EXERCISE DESCRIPTION
Reproduce the data from the line with "Find all labels, buttons, inputs, and" up to and including the line with "arrow-left-icon (33, 77, 65, 105)", omitting the picture.

MATERIAL TO PROCESS

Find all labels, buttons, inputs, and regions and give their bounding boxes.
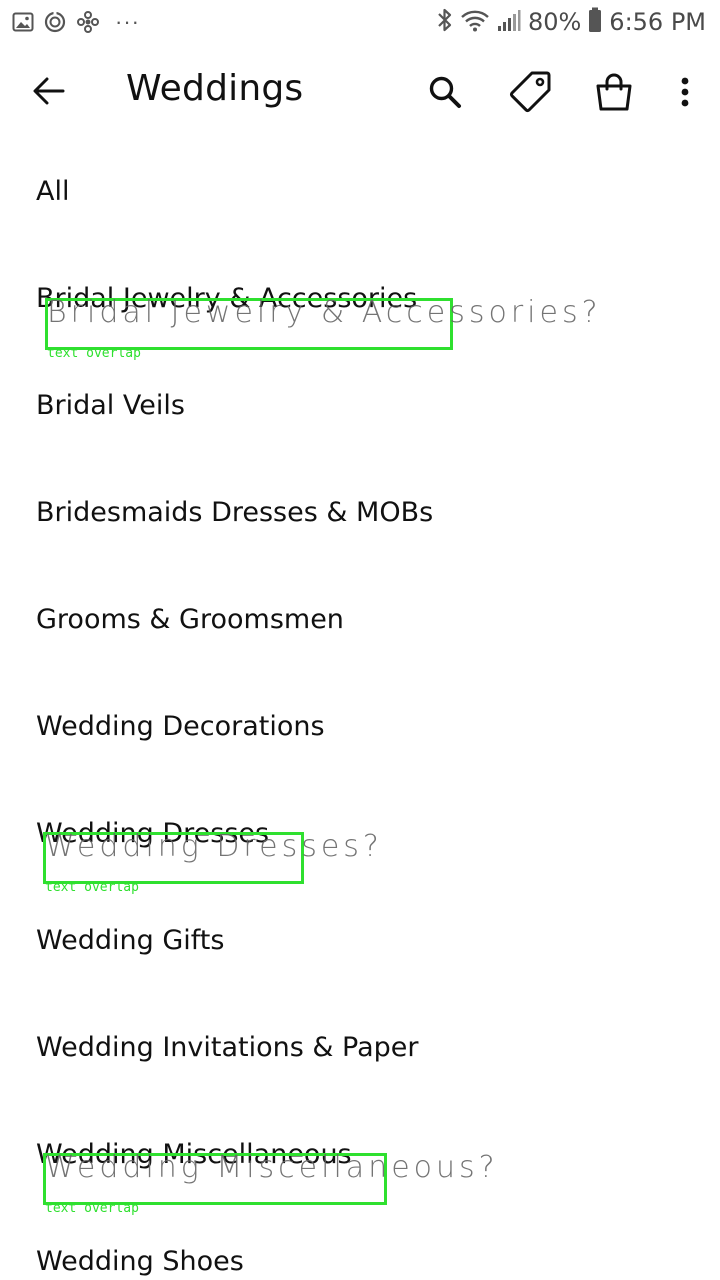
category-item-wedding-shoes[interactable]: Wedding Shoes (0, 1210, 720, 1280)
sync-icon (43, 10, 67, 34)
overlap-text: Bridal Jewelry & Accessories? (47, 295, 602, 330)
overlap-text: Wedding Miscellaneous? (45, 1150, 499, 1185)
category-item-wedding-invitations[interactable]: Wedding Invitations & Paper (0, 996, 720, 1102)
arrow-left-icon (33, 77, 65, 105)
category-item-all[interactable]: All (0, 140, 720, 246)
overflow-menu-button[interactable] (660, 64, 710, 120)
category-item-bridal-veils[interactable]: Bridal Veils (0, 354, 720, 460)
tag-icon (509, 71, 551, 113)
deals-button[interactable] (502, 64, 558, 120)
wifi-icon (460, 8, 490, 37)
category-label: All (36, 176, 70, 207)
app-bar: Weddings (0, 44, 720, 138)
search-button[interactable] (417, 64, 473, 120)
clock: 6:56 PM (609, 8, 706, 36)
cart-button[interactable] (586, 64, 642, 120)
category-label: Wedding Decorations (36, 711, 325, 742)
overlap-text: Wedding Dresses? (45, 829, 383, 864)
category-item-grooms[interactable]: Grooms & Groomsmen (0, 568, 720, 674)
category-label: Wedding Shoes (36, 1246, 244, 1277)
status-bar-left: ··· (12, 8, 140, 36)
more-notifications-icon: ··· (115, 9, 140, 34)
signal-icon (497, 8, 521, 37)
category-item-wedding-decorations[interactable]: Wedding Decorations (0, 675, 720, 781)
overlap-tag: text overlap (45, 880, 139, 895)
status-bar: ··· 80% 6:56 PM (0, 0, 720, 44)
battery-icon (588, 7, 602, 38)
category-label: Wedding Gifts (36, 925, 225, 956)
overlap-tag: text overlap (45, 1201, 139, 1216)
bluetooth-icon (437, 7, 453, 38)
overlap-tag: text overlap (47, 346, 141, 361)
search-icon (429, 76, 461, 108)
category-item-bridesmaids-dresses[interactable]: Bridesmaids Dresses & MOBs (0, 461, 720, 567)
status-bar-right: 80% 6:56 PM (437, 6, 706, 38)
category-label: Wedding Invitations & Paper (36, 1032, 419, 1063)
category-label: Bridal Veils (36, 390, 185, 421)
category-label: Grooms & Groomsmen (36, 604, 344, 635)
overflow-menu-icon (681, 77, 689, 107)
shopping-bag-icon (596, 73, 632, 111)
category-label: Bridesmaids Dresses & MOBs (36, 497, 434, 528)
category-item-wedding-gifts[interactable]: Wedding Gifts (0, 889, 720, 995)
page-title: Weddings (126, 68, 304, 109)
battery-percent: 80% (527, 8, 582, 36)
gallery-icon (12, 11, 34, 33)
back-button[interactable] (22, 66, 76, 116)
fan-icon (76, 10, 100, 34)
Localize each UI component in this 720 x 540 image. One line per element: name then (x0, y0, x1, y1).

* * *

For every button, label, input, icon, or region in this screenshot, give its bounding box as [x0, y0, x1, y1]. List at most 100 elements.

SOLVED EXERCISE
Find all labels, buttons, inputs, and regions and give their bounding boxes.
category-item-wedding-shoes[interactable]: Wedding Shoes (0, 1210, 720, 1280)
sync-icon (43, 10, 67, 34)
overlap-text: Bridal Jewelry & Accessories? (47, 295, 602, 330)
overlap-text: Wedding Miscellaneous? (45, 1150, 499, 1185)
category-item-wedding-invitations[interactable]: Wedding Invitations & Paper (0, 996, 720, 1102)
arrow-left-icon (33, 77, 65, 105)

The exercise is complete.